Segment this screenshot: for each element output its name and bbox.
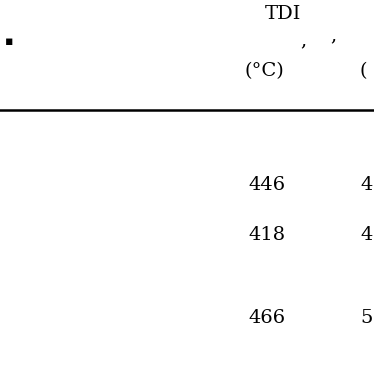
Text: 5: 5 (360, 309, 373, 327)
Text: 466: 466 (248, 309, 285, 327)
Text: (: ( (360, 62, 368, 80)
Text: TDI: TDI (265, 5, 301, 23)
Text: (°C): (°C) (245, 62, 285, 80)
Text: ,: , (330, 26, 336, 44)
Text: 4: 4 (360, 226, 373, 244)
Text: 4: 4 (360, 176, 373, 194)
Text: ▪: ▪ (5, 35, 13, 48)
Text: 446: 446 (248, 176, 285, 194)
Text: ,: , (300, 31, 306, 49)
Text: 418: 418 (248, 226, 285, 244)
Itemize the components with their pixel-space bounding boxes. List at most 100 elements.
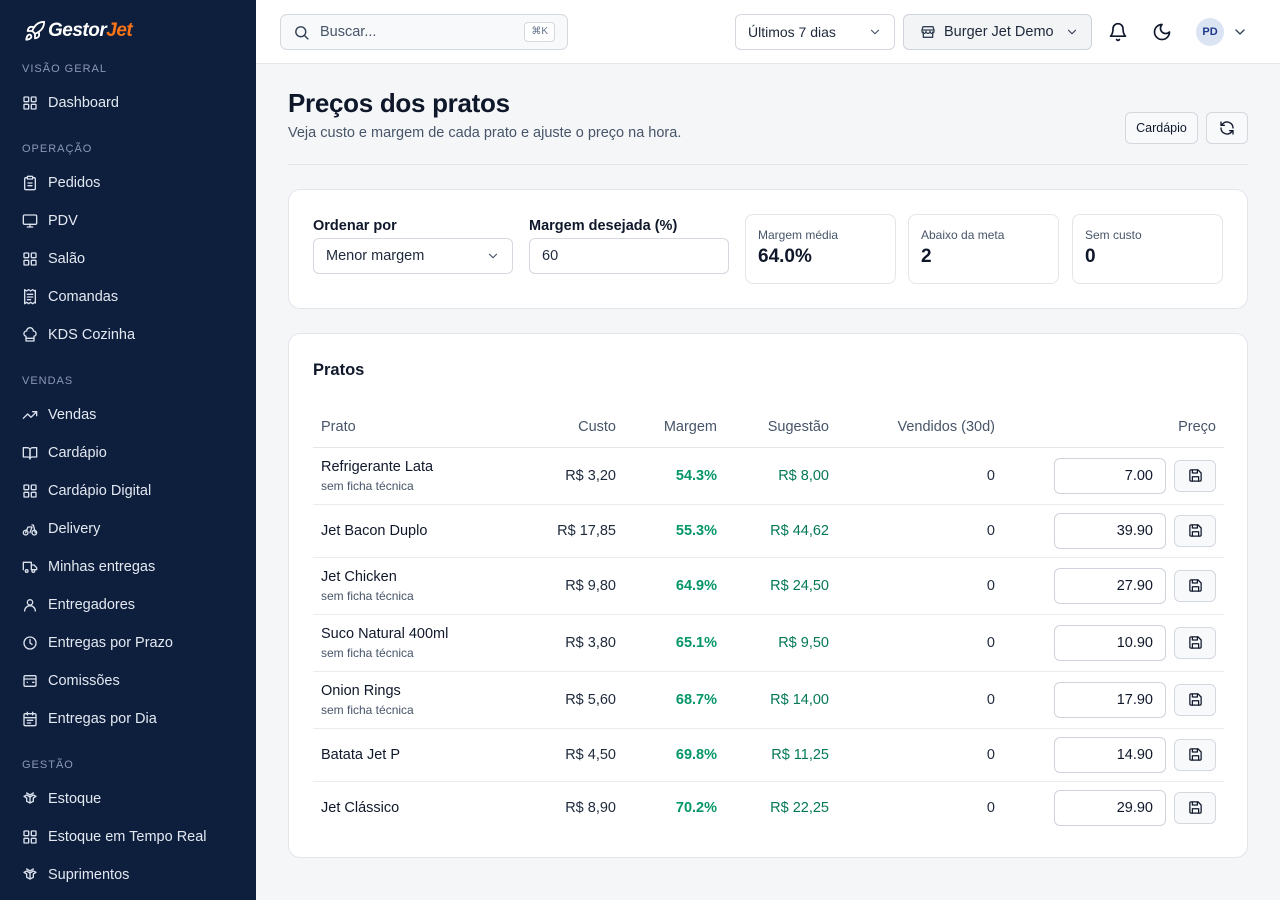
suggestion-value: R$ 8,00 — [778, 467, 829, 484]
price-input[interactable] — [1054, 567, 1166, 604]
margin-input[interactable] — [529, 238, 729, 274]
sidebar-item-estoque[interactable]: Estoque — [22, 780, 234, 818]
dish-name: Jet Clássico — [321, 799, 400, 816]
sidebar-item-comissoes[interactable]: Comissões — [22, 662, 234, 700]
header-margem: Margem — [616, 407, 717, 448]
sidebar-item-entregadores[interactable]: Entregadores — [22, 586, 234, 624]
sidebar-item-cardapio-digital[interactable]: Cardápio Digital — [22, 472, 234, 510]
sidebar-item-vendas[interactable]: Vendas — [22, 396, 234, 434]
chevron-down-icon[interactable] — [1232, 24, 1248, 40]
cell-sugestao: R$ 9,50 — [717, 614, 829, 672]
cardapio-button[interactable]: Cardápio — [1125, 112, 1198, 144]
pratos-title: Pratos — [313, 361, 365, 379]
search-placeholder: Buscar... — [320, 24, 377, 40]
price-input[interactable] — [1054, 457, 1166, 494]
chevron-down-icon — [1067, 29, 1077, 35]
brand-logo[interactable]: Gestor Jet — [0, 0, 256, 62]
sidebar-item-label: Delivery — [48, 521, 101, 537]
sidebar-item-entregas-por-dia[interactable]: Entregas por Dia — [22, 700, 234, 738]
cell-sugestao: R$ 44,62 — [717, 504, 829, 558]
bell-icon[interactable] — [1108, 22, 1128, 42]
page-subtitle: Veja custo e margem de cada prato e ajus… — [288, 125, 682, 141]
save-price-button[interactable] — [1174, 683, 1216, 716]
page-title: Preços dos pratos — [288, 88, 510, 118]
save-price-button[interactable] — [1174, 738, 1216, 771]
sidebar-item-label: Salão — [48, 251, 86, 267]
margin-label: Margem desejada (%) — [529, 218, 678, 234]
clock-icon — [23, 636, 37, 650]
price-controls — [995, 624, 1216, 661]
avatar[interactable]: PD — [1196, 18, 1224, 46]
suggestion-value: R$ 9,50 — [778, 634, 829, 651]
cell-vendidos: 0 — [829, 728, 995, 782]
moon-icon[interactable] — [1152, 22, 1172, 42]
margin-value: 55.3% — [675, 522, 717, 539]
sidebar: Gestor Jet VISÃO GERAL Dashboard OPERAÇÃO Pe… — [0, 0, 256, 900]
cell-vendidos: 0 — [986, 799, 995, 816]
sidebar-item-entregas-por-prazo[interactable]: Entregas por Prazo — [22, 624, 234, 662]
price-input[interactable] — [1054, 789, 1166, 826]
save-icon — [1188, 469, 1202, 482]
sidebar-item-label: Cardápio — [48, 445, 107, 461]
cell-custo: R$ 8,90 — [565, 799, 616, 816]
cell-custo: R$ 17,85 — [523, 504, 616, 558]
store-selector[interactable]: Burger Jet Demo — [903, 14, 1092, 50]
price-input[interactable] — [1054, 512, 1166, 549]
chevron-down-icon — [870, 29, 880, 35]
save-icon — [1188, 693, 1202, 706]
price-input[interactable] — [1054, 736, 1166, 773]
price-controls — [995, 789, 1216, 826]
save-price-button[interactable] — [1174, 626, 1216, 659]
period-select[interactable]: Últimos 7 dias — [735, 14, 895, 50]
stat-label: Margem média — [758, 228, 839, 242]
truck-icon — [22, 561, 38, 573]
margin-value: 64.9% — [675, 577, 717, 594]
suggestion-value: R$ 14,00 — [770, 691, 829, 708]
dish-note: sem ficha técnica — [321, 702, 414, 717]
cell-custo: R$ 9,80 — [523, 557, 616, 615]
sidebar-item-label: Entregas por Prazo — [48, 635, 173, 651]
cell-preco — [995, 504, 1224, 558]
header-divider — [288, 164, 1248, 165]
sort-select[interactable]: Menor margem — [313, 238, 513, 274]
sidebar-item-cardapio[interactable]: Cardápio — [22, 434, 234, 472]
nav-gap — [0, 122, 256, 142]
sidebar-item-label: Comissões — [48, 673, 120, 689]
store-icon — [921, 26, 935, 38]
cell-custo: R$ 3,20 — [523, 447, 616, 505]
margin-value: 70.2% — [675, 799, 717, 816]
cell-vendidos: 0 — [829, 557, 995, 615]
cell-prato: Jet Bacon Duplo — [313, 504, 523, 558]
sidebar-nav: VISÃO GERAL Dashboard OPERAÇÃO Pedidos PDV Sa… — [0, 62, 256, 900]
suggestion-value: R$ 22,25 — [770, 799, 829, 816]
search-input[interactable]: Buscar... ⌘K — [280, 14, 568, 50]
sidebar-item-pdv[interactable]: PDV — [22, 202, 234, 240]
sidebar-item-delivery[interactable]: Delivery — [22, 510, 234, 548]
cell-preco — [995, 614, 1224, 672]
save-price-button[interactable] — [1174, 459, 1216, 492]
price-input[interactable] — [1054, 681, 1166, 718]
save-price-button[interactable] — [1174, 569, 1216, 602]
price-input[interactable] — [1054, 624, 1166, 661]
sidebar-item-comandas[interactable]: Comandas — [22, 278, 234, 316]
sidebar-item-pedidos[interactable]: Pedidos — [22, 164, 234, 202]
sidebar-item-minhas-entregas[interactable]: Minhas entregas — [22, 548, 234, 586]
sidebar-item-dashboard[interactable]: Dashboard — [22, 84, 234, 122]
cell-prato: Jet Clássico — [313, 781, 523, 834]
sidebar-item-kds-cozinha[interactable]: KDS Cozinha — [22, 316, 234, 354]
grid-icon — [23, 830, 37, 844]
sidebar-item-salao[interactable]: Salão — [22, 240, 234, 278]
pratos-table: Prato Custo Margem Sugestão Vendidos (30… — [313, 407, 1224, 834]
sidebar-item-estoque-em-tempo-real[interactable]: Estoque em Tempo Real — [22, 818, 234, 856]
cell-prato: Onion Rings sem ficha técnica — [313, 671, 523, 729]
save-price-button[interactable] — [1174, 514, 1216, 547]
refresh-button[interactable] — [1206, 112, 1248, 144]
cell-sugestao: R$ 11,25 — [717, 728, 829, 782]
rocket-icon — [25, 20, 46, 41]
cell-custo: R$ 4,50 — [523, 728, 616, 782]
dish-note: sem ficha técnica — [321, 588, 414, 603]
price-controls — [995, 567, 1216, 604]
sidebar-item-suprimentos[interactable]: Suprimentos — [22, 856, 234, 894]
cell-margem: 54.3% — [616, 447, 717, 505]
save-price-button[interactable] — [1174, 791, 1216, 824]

=====

- _PROBLEM DETAILS_: Can you reproduce all of the records above word for word, leaving out the pictures?

- _FINISHED EXERCISE_:
Segment this screenshot: for each element output its name and bbox.
Text: 5: 5 (360, 309, 373, 327)
Text: 466: 466 (248, 309, 285, 327)
Text: (: ( (360, 62, 368, 80)
Text: TDI: TDI (265, 5, 301, 23)
Text: (°C): (°C) (245, 62, 285, 80)
Text: ,: , (330, 26, 336, 44)
Text: 4: 4 (360, 226, 373, 244)
Text: 4: 4 (360, 176, 373, 194)
Text: ▪: ▪ (5, 35, 13, 48)
Text: 446: 446 (248, 176, 285, 194)
Text: ,: , (300, 31, 306, 49)
Text: 418: 418 (248, 226, 285, 244)
Itemize the components with their pixel-space bounding boxes. List at most 100 elements.
suggestion-value: R$ 8,00 — [778, 467, 829, 484]
price-input[interactable] — [1054, 567, 1166, 604]
margin-input[interactable] — [529, 238, 729, 274]
sidebar-item-estoque[interactable]: Estoque — [22, 780, 234, 818]
dish-name: Jet Clássico — [321, 799, 400, 816]
sidebar-item-comissoes[interactable]: Comissões — [22, 662, 234, 700]
header-margem: Margem — [616, 407, 717, 448]
sidebar-item-entregadores[interactable]: Entregadores — [22, 586, 234, 624]
sidebar-item-cardapio-digital[interactable]: Cardápio Digital — [22, 472, 234, 510]
sidebar-item-vendas[interactable]: Vendas — [22, 396, 234, 434]
chevron-down-icon[interactable] — [1232, 24, 1248, 40]
cell-sugestao: R$ 9,50 — [717, 614, 829, 672]
cardapio-button[interactable]: Cardápio — [1125, 112, 1198, 144]
pratos-title: Pratos — [313, 361, 365, 379]
search-placeholder: Buscar... — [320, 24, 377, 40]
price-input[interactable] — [1054, 457, 1166, 494]
chevron-down-icon — [1067, 29, 1077, 35]
brand-logo[interactable]: Gestor Jet — [0, 0, 256, 62]
sidebar-item-label: Delivery — [48, 521, 101, 537]
sidebar-item-entregas-por-dia[interactable]: Entregas por Dia — [22, 700, 234, 738]
cell-sugestao: R$ 44,62 — [717, 504, 829, 558]
bell-icon[interactable] — [1108, 22, 1128, 42]
page-subtitle: Veja custo e margem de cada prato e ajus… — [288, 125, 682, 141]
save-price-button[interactable] — [1174, 683, 1216, 716]
page-title: Preços dos pratos — [288, 88, 510, 118]
save-price-button[interactable] — [1174, 738, 1216, 771]
sidebar-item-label: Salão — [48, 251, 86, 267]
margin-label: Margem desejada (%) — [529, 218, 678, 234]
clock-icon — [23, 636, 37, 650]
price-controls — [995, 624, 1216, 661]
avatar[interactable]: PD — [1196, 18, 1224, 46]
suggestion-value: R$ 9,50 — [778, 634, 829, 651]
cell-vendidos: 0 — [829, 728, 995, 782]
moon-icon[interactable] — [1152, 22, 1172, 42]
margin-value: 55.3% — [675, 522, 717, 539]
sidebar: Gestor Jet VISÃO GERAL Dashboard OPERAÇÃO Pe… — [0, 0, 256, 900]
cell-vendidos: 0 — [986, 799, 995, 816]
sidebar-item-entregas-por-prazo[interactable]: Entregas por Prazo — [22, 624, 234, 662]
price-input[interactable] — [1054, 789, 1166, 826]
save-icon — [1188, 469, 1202, 482]
sidebar-item-label: Cardápio — [48, 445, 107, 461]
cell-custo: R$ 8,90 — [565, 799, 616, 816]
cell-custo: R$ 17,85 — [523, 504, 616, 558]
store-selector[interactable]: Burger Jet Demo — [903, 14, 1092, 50]
price-input[interactable] — [1054, 512, 1166, 549]
chevron-down-icon — [870, 29, 880, 35]
save-icon — [1188, 693, 1202, 706]
price-input[interactable] — [1054, 736, 1166, 773]
price-controls — [995, 789, 1216, 826]
save-price-button[interactable] — [1174, 626, 1216, 659]
period-select[interactable]: Últimos 7 dias — [735, 14, 895, 50]
stat-label: Margem média — [758, 228, 839, 242]
truck-icon — [22, 561, 38, 573]
margin-value: 64.9% — [675, 577, 717, 594]
suggestion-value: R$ 14,00 — [770, 691, 829, 708]
dish-note: sem ficha técnica — [321, 702, 414, 717]
cell-custo: R$ 9,80 — [523, 557, 616, 615]
sidebar-item-label: Entregas por Prazo — [48, 635, 173, 651]
cell-preco — [995, 504, 1224, 558]
header-divider — [288, 164, 1248, 165]
sort-select[interactable]: Menor margem — [313, 238, 513, 274]
sidebar-item-cardapio[interactable]: Cardápio — [22, 434, 234, 472]
nav-gap — [0, 122, 256, 142]
sidebar-item-label: Comissões — [48, 673, 120, 689]
store-icon — [921, 26, 935, 38]
cell-custo: R$ 3,20 — [523, 447, 616, 505]
margin-value: 70.2% — [675, 799, 717, 816]
cell-vendidos: 0 — [829, 557, 995, 615]
cell-prato: Jet Bacon Duplo — [313, 504, 523, 558]
sidebar-nav: VISÃO GERAL Dashboard OPERAÇÃO Pedidos PDV Sa… — [0, 62, 256, 900]
suggestion-value: R$ 22,25 — [770, 799, 829, 816]
search-input[interactable]: Buscar... ⌘K — [280, 14, 568, 50]
sidebar-item-pdv[interactable]: PDV — [22, 202, 234, 240]
sidebar-item-delivery[interactable]: Delivery — [22, 510, 234, 548]
cell-preco — [995, 614, 1224, 672]
save-price-button[interactable] — [1174, 459, 1216, 492]
price-input[interactable] — [1054, 681, 1166, 718]
save-price-button[interactable] — [1174, 569, 1216, 602]
price-input[interactable] — [1054, 624, 1166, 661]
sidebar-item-comandas[interactable]: Comandas — [22, 278, 234, 316]
sidebar-item-pedidos[interactable]: Pedidos — [22, 164, 234, 202]
sidebar-item-minhas-entregas[interactable]: Minhas entregas — [22, 548, 234, 586]
sidebar-item-dashboard[interactable]: Dashboard — [22, 84, 234, 122]
cell-prato: Jet Clássico — [313, 781, 523, 834]
sidebar-item-kds-cozinha[interactable]: KDS Cozinha — [22, 316, 234, 354]
grid-icon — [23, 830, 37, 844]
sidebar-item-salao[interactable]: Salão — [22, 240, 234, 278]
pratos-table: Prato Custo Margem Sugestão Vendidos (30… — [313, 407, 1224, 834]
sidebar-item-estoque-em-tempo-real[interactable]: Estoque em Tempo Real — [22, 818, 234, 856]
cell-prato: Onion Rings sem ficha técnica — [313, 671, 523, 729]
save-price-button[interactable] — [1174, 514, 1216, 547]
refresh-button[interactable] — [1206, 112, 1248, 144]
cell-sugestao: R$ 11,25 — [717, 728, 829, 782]
rocket-icon — [25, 20, 46, 41]
cell-custo: R$ 4,50 — [523, 728, 616, 782]
dish-note: sem ficha técnica — [321, 588, 414, 603]
price-controls — [995, 567, 1216, 604]
sidebar-item-suprimentos[interactable]: Suprimentos — [22, 856, 234, 894]
cell-margem: 54.3% — [616, 447, 717, 505]
save-price-button[interactable] — [1174, 791, 1216, 824]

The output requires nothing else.